-- Brief --
Could you transcribe every record below exactly as written, leaving out any pictures?

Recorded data

——————

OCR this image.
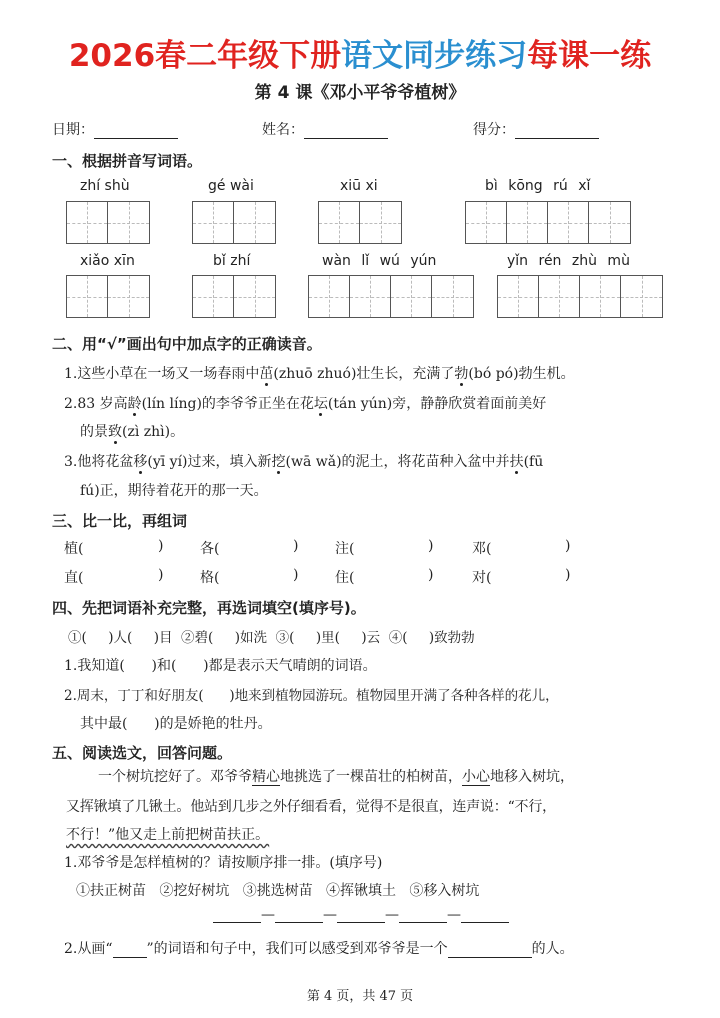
2026春二年级下册语文同步练习每课一练
第 4 课《邓小平爷爷植树》
日期：	姓名：	得分：
一、根据拼音写词语。
zhí shù	gé wài	xiū xi	bì kōng rú xǐ
xiǎo xīn	bǐ zhí	wàn lǐ wú yún	yǐn rén zhù mù
二、用“√”画出句中加点字的正确读音。
1.这些小草在一场又一场春雨中茁(zhuō zhuó)壮生长，充满了勃(bó pó)勃生机。
2.83 岁高龄(lín líng)的李爷爷正坐在花坛(tán yún)旁，静静欣赏着面前美好
的景致(zì zhì)。
3.他将花盆移(yī yí)过来，填入新挖(wā wǎ)的泥土，将花苗种入盆中并扶(fū
fú)正，期待着花开的那一天。
三、比一比，再组词
植(	)	各(	)	注(	)	邓(	)
直(	)	格(	)	住(	)	对(	)
四、先把词语补充完整，再选词填空(填序号)。
①(     )人(     )目  ②碧(     )如洗  ③(     )里(     )云  ④(     )致勃勃
1.我知道(      )和(      )都是表示天气晴朗的词语。
2.周末，丁丁和好朋友(      )地来到植物园游玩。植物园里开满了各种各样的花儿，
其中最(      )的是娇艳的牡丹。
五、阅读选文，回答问题。
一个树坑挖好了。邓爷爷精心地挑选了一棵苗壮的柏树苗，小心地移入树坑，
又挥锹填了几锹土。他站到几步之外仔细看看，觉得不是很直，连声说：“不行，
不行！”他又走上前把树苗扶正。
1.邓爷爷是怎样植树的？请按顺序排一排。(填序号)
①扶正树苗   ②挖好树坑   ③挑选树苗   ④挥锹填土   ⑤移入树坑
—	—	—	—
2.从画“ ”的词语和句子中，我们可以感受到邓爷爷是一个	的人。
第 4 页，共 47 页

——————

-- Solution to this exercise --
OCR this image.
2026春二年级下册语文同步练习每课一练
第 4 课《邓小平爷爷植树》
日期：	姓名：	得分：
一、根据拼音写词语。
zhí shù	gé wài	xiū xi	bì kōng rú xǐ
xiǎo xīn	bǐ zhí	wàn lǐ wú yún	yǐn rén zhù mù
二、用“√”画出句中加点字的正确读音。
1.这些小草在一场又一场春雨中茁(zhuō zhuó)壮生长，充满了勃(bó pó)勃生机。
2.83 岁高龄(lín líng)的李爷爷正坐在花坛(tán yún)旁，静静欣赏着面前美好
的景致(zì zhì)。
3.他将花盆移(yī yí)过来，填入新挖(wā wǎ)的泥土，将花苗种入盆中并扶(fū
fú)正，期待着花开的那一天。
三、比一比，再组词
植(	)	各(	)	注(	)	邓(	)
直(	)	格(	)	住(	)	对(	)
四、先把词语补充完整，再选词填空(填序号)。
①(     )人(     )目  ②碧(     )如洗  ③(     )里(     )云  ④(     )致勃勃
1.我知道(      )和(      )都是表示天气晴朗的词语。
2.周末，丁丁和好朋友(      )地来到植物园游玩。植物园里开满了各种各样的花儿，
其中最(      )的是娇艳的牡丹。
五、阅读选文，回答问题。
一个树坑挖好了。邓爷爷精心地挑选了一棵苗壮的柏树苗，小心地移入树坑，
又挥锹填了几锹土。他站到几步之外仔细看看，觉得不是很直，连声说：“不行，
不行！”他又走上前把树苗扶正。
1.邓爷爷是怎样植树的？请按顺序排一排。(填序号)
①扶正树苗   ②挖好树坑   ③挑选树苗   ④挥锹填土   ⑤移入树坑
—	—	—	—
2.从画“ ”的词语和句子中，我们可以感受到邓爷爷是一个	的人。
第 4 页，共 47 页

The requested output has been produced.